▶ _Prompt_
Please quote the material exactly, every line of it.

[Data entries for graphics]

++++++++++

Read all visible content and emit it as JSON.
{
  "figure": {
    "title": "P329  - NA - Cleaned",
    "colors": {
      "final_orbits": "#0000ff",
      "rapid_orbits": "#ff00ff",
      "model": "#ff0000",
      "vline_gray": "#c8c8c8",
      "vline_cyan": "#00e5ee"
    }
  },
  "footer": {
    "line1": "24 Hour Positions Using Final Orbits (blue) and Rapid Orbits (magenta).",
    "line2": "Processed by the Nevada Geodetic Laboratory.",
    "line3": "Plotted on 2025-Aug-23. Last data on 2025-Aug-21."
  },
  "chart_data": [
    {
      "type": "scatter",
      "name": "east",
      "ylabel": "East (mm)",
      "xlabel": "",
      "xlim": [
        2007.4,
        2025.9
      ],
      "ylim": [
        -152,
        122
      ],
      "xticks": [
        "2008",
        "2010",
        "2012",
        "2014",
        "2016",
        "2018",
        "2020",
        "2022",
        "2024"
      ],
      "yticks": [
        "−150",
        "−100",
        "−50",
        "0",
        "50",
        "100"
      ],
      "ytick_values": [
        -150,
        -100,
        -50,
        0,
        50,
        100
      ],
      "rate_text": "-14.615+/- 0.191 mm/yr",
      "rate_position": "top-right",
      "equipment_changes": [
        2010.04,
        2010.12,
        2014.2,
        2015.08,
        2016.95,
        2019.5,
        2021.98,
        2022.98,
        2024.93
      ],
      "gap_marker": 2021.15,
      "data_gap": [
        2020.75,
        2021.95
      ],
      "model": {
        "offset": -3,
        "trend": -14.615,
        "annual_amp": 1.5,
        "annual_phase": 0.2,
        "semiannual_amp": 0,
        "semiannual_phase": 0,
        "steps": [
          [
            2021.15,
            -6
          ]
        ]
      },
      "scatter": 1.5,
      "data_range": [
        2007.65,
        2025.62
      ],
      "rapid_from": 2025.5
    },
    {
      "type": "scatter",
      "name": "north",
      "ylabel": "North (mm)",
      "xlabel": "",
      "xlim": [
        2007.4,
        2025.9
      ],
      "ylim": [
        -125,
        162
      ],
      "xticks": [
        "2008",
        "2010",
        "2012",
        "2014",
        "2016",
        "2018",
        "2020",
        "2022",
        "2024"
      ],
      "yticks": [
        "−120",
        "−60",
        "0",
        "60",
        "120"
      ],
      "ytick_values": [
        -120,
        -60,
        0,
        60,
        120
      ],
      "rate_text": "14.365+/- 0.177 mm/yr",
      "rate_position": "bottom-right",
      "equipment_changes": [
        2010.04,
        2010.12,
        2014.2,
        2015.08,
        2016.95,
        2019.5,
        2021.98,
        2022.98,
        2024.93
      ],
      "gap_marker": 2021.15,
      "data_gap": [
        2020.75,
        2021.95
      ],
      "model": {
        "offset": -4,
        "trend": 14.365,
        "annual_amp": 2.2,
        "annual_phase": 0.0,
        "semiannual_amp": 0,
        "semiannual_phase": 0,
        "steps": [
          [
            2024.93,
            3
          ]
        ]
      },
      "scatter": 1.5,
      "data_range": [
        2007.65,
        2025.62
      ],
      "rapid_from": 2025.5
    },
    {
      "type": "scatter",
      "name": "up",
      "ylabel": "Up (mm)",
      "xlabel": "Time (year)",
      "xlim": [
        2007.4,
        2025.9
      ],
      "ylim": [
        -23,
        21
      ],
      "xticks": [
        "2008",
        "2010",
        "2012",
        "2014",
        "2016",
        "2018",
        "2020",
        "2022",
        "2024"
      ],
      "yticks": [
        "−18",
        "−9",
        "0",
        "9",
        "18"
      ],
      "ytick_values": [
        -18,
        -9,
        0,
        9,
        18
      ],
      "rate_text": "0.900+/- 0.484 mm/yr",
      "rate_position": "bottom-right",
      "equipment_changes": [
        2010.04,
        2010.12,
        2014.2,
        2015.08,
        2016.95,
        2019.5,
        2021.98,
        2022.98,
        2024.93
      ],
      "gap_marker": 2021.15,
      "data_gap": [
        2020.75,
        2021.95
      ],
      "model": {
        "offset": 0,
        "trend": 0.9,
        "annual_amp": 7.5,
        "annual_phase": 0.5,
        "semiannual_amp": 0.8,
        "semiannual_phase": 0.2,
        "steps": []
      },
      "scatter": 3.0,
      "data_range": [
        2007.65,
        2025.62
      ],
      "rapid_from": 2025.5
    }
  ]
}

++++++++++

▶ _Complete response_
Read all visible content and emit it as JSON.
{
  "figure": {
    "title": "P329  - NA - Cleaned",
    "colors": {
      "final_orbits": "#0000ff",
      "rapid_orbits": "#ff00ff",
      "model": "#ff0000",
      "vline_gray": "#c8c8c8",
      "vline_cyan": "#00e5ee"
    }
  },
  "footer": {
    "line1": "24 Hour Positions Using Final Orbits (blue) and Rapid Orbits (magenta).",
    "line2": "Processed by the Nevada Geodetic Laboratory.",
    "line3": "Plotted on 2025-Aug-23. Last data on 2025-Aug-21."
  },
  "chart_data": [
    {
      "type": "scatter",
      "name": "east",
      "ylabel": "East (mm)",
      "xlabel": "",
      "xlim": [
        2007.4,
        2025.9
      ],
      "ylim": [
        -152,
        122
      ],
      "xticks": [
        "2008",
        "2010",
        "2012",
        "2014",
        "2016",
        "2018",
        "2020",
        "2022",
        "2024"
      ],
      "yticks": [
        "−150",
        "−100",
        "−50",
        "0",
        "50",
        "100"
      ],
      "ytick_values": [
        -150,
        -100,
        -50,
        0,
        50,
        100
      ],
      "rate_text": "-14.615+/- 0.191 mm/yr",
      "rate_position": "top-right",
      "equipment_changes": [
        2010.04,
        2010.12,
        2014.2,
        2015.08,
        2016.95,
        2019.5,
        2021.98,
        2022.98,
        2024.93
      ],
      "gap_marker": 2021.15,
      "data_gap": [
        2020.75,
        2021.95
      ],
      "model": {
        "offset": -3,
        "trend": -14.615,
        "annual_amp": 1.5,
        "annual_phase": 0.2,
        "semiannual_amp": 0,
        "semiannual_phase": 0,
        "steps": [
          [
            2021.15,
            -6
          ]
        ]
      },
      "scatter": 1.5,
      "data_range": [
        2007.65,
        2025.62
      ],
      "rapid_from": 2025.5
    },
    {
      "type": "scatter",
      "name": "north",
      "ylabel": "North (mm)",
      "xlabel": "",
      "xlim": [
        2007.4,
        2025.9
      ],
      "ylim": [
        -125,
        162
      ],
      "xticks": [
        "2008",
        "2010",
        "2012",
        "2014",
        "2016",
        "2018",
        "2020",
        "2022",
        "2024"
      ],
      "yticks": [
        "−120",
        "−60",
        "0",
        "60",
        "120"
      ],
      "ytick_values": [
        -120,
        -60,
        0,
        60,
        120
      ],
      "rate_text": "14.365+/- 0.177 mm/yr",
      "rate_position": "bottom-right",
      "equipment_changes": [
        2010.04,
        2010.12,
        2014.2,
        2015.08,
        2016.95,
        2019.5,
        2021.98,
        2022.98,
        2024.93
      ],
      "gap_marker": 2021.15,
      "data_gap": [
        2020.75,
        2021.95
      ],
      "model": {
        "offset": -4,
        "trend": 14.365,
        "annual_amp": 2.2,
        "annual_phase": 0.0,
        "semiannual_amp": 0,
        "semiannual_phase": 0,
        "steps": [
          [
            2024.93,
            3
          ]
        ]
      },
      "scatter": 1.5,
      "data_range": [
        2007.65,
        2025.62
      ],
      "rapid_from": 2025.5
    },
    {
      "type": "scatter",
      "name": "up",
      "ylabel": "Up (mm)",
      "xlabel": "Time (year)",
      "xlim": [
        2007.4,
        2025.9
      ],
      "ylim": [
        -23,
        21
      ],
      "xticks": [
        "2008",
        "2010",
        "2012",
        "2014",
        "2016",
        "2018",
        "2020",
        "2022",
        "2024"
      ],
      "yticks": [
        "−18",
        "−9",
        "0",
        "9",
        "18"
      ],
      "ytick_values": [
        -18,
        -9,
        0,
        9,
        18
      ],
      "rate_text": "0.900+/- 0.484 mm/yr",
      "rate_position": "bottom-right",
      "equipment_changes": [
        2010.04,
        2010.12,
        2014.2,
        2015.08,
        2016.95,
        2019.5,
        2021.98,
        2022.98,
        2024.93
      ],
      "gap_marker": 2021.15,
      "data_gap": [
        2020.75,
        2021.95
      ],
      "model": {
        "offset": 0,
        "trend": 0.9,
        "annual_amp": 7.5,
        "annual_phase": 0.5,
        "semiannual_amp": 0.8,
        "semiannual_phase": 0.2,
        "steps": []
      },
      "scatter": 3.0,
      "data_range": [
        2007.65,
        2025.62
      ],
      "rapid_from": 2025.5
    }
  ]
}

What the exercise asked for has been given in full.